[Dataset records]
★ ★ ★ ★ ★ ★ ★
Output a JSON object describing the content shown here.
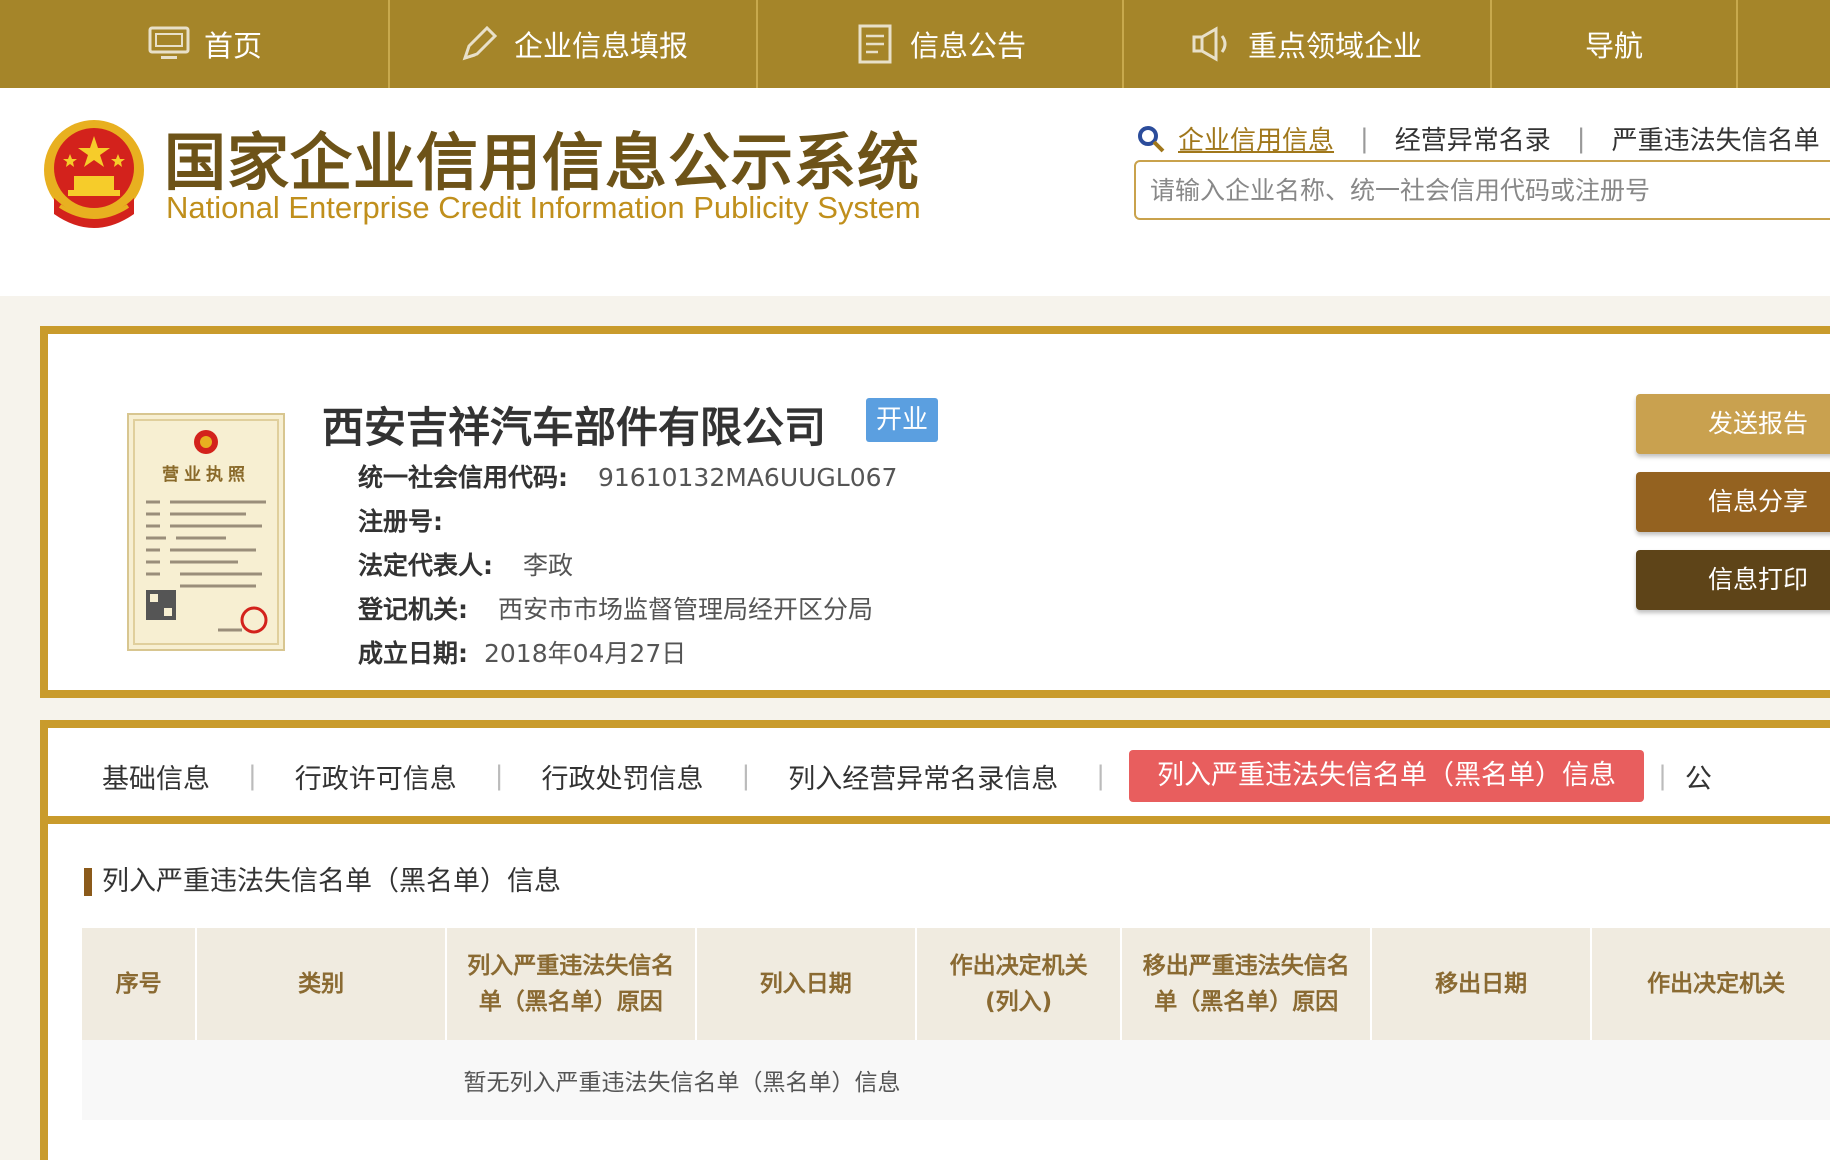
{
  "nav": {
    "items": [
      {
        "label": "首页",
        "icon": "monitor-icon"
      },
      {
        "label": "企业信息填报",
        "icon": "pen-icon"
      },
      {
        "label": "信息公告",
        "icon": "document-icon"
      },
      {
        "label": "重点领域企业",
        "icon": "speaker-icon"
      },
      {
        "label": "导航",
        "icon": ""
      }
    ]
  },
  "header": {
    "title_cn": "国家企业信用信息公示系统",
    "title_en": "National Enterprise Credit Information Publicity System",
    "search_tabs": [
      "企业信用信息",
      "经营异常名录",
      "严重违法失信名单"
    ],
    "search_placeholder": "请输入企业名称、统一社会信用代码或注册号"
  },
  "company": {
    "name": "西安吉祥汽车部件有限公司",
    "status": "开业",
    "fields": [
      {
        "label": "统一社会信用代码:",
        "value": "91610132MA6UUGL067"
      },
      {
        "label": "注册号:",
        "value": ""
      },
      {
        "label": "法定代表人:",
        "value": "李政"
      },
      {
        "label": "登记机关:",
        "value": "西安市市场监督管理局经开区分局"
      },
      {
        "label": "成立日期:",
        "value": "2018年04月27日"
      }
    ],
    "license_title": "营业执照",
    "actions": [
      "发送报告",
      "信息分享",
      "信息打印"
    ]
  },
  "tabs": {
    "items": [
      "基础信息",
      "行政许可信息",
      "行政处罚信息",
      "列入经营异常名录信息",
      "列入严重违法失信名单（黑名单）信息",
      "公"
    ],
    "active_index": 4
  },
  "section": {
    "title": "列入严重违法失信名单（黑名单）信息",
    "columns": [
      "序号",
      "类别",
      "列入严重违法失信名单（黑名单）原因",
      "列入日期",
      "作出决定机关(列入)",
      "移出严重违法失信名单（黑名单）原因",
      "移出日期",
      "作出决定机关"
    ],
    "empty_text": "暂无列入严重违法失信名单（黑名单）信息"
  },
  "colors": {
    "nav_bg": "#a58529",
    "border_gold": "#c99b2c",
    "active_tab": "#e85e5e",
    "status_badge": "#5b9fe0",
    "btn1": "#c9a14f",
    "btn2": "#946220",
    "btn3": "#5e4418"
  }
}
★ ★ ★ ★ ★ ★ ★
What is required: Transcribe all of the records above character for character. Exclude the pictures.

Solution to the problem:
Output a JSON object describing the content shown here.
{
  "nav": {
    "items": [
      {
        "label": "首页",
        "icon": "monitor-icon"
      },
      {
        "label": "企业信息填报",
        "icon": "pen-icon"
      },
      {
        "label": "信息公告",
        "icon": "document-icon"
      },
      {
        "label": "重点领域企业",
        "icon": "speaker-icon"
      },
      {
        "label": "导航",
        "icon": ""
      }
    ]
  },
  "header": {
    "title_cn": "国家企业信用信息公示系统",
    "title_en": "National Enterprise Credit Information Publicity System",
    "search_tabs": [
      "企业信用信息",
      "经营异常名录",
      "严重违法失信名单"
    ],
    "search_placeholder": "请输入企业名称、统一社会信用代码或注册号"
  },
  "company": {
    "name": "西安吉祥汽车部件有限公司",
    "status": "开业",
    "fields": [
      {
        "label": "统一社会信用代码:",
        "value": "91610132MA6UUGL067"
      },
      {
        "label": "注册号:",
        "value": ""
      },
      {
        "label": "法定代表人:",
        "value": "李政"
      },
      {
        "label": "登记机关:",
        "value": "西安市市场监督管理局经开区分局"
      },
      {
        "label": "成立日期:",
        "value": "2018年04月27日"
      }
    ],
    "license_title": "营业执照",
    "actions": [
      "发送报告",
      "信息分享",
      "信息打印"
    ]
  },
  "tabs": {
    "items": [
      "基础信息",
      "行政许可信息",
      "行政处罚信息",
      "列入经营异常名录信息",
      "列入严重违法失信名单（黑名单）信息",
      "公"
    ],
    "active_index": 4
  },
  "section": {
    "title": "列入严重违法失信名单（黑名单）信息",
    "columns": [
      "序号",
      "类别",
      "列入严重违法失信名单（黑名单）原因",
      "列入日期",
      "作出决定机关(列入)",
      "移出严重违法失信名单（黑名单）原因",
      "移出日期",
      "作出决定机关"
    ],
    "empty_text": "暂无列入严重违法失信名单（黑名单）信息"
  },
  "colors": {
    "nav_bg": "#a58529",
    "border_gold": "#c99b2c",
    "active_tab": "#e85e5e",
    "status_badge": "#5b9fe0",
    "btn1": "#c9a14f",
    "btn2": "#946220",
    "btn3": "#5e4418"
  }
}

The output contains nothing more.